## Set exercise
Write out the entire listing below exactly, with the pictures left out.

## Provided data
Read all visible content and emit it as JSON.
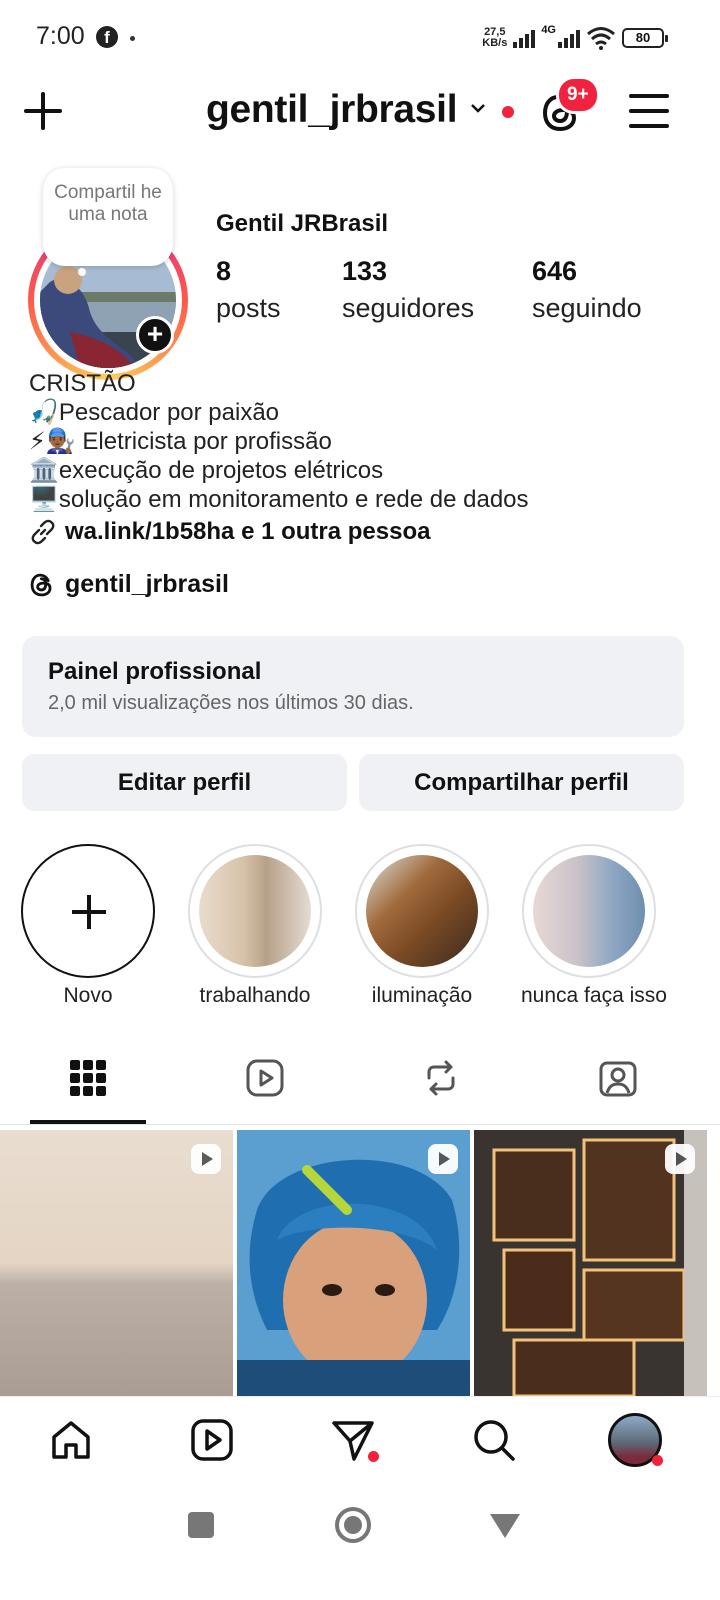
{
  "status_bar": {
    "time": "7:00",
    "speed_value": "27,5",
    "speed_unit": "KB/s",
    "network": "4G",
    "battery": "80",
    "icons": [
      "facebook-icon",
      "signal-icon",
      "wifi-icon",
      "battery-icon"
    ]
  },
  "header": {
    "username": "gentil_jrbrasil",
    "threads_badge": "9+",
    "icons": [
      "plus-icon",
      "chevron-down-icon",
      "threads-icon",
      "menu-icon"
    ]
  },
  "profile": {
    "note": "Compartil he uma nota",
    "display_name": "Gentil JRBrasil",
    "stats": [
      {
        "value": "8",
        "label": "posts"
      },
      {
        "value": "133",
        "label": "seguidores"
      },
      {
        "value": "646",
        "label": "seguindo"
      }
    ],
    "bio": [
      {
        "emoji": "",
        "text": "CRISTÃO"
      },
      {
        "emoji": "🎣",
        "text": "Pescador por paixão"
      },
      {
        "emoji": "⚡👨🏾‍🔧",
        "text": " Eletricista por profissão"
      },
      {
        "emoji": "🏛️",
        "text": "execução de projetos elétricos"
      },
      {
        "emoji": "🖥️",
        "text": "solução em monitoramento e rede de dados"
      }
    ],
    "link": "wa.link/1b58ha e 1 outra pessoa",
    "threads_handle": "gentil_jrbrasil"
  },
  "dashboard": {
    "title": "Painel profissional",
    "subtitle": "2,0 mil visualizações nos últimos 30 dias."
  },
  "buttons": {
    "edit": "Editar perfil",
    "share": "Compartilhar perfil"
  },
  "highlights": [
    {
      "label": "Novo"
    },
    {
      "label": "trabalhando"
    },
    {
      "label": "iluminação"
    },
    {
      "label": "nunca faça isso"
    }
  ],
  "tabs": [
    "grid-icon",
    "reels-icon",
    "reposts-icon",
    "tagged-icon"
  ],
  "accent_color": "#f0223d"
}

## Complete answer
Read all visible content and emit it as JSON.
{
  "status_bar": {
    "time": "7:00",
    "speed_value": "27,5",
    "speed_unit": "KB/s",
    "network": "4G",
    "battery": "80",
    "icons": [
      "facebook-icon",
      "signal-icon",
      "wifi-icon",
      "battery-icon"
    ]
  },
  "header": {
    "username": "gentil_jrbrasil",
    "threads_badge": "9+",
    "icons": [
      "plus-icon",
      "chevron-down-icon",
      "threads-icon",
      "menu-icon"
    ]
  },
  "profile": {
    "note": "Compartil he uma nota",
    "display_name": "Gentil JRBrasil",
    "stats": [
      {
        "value": "8",
        "label": "posts"
      },
      {
        "value": "133",
        "label": "seguidores"
      },
      {
        "value": "646",
        "label": "seguindo"
      }
    ],
    "bio": [
      {
        "emoji": "",
        "text": "CRISTÃO"
      },
      {
        "emoji": "🎣",
        "text": "Pescador por paixão"
      },
      {
        "emoji": "⚡👨🏾‍🔧",
        "text": " Eletricista por profissão"
      },
      {
        "emoji": "🏛️",
        "text": "execução de projetos elétricos"
      },
      {
        "emoji": "🖥️",
        "text": "solução em monitoramento e rede de dados"
      }
    ],
    "link": "wa.link/1b58ha e 1 outra pessoa",
    "threads_handle": "gentil_jrbrasil"
  },
  "dashboard": {
    "title": "Painel profissional",
    "subtitle": "2,0 mil visualizações nos últimos 30 dias."
  },
  "buttons": {
    "edit": "Editar perfil",
    "share": "Compartilhar perfil"
  },
  "highlights": [
    {
      "label": "Novo"
    },
    {
      "label": "trabalhando"
    },
    {
      "label": "iluminação"
    },
    {
      "label": "nunca faça isso"
    }
  ],
  "tabs": [
    "grid-icon",
    "reels-icon",
    "reposts-icon",
    "tagged-icon"
  ],
  "accent_color": "#f0223d"
}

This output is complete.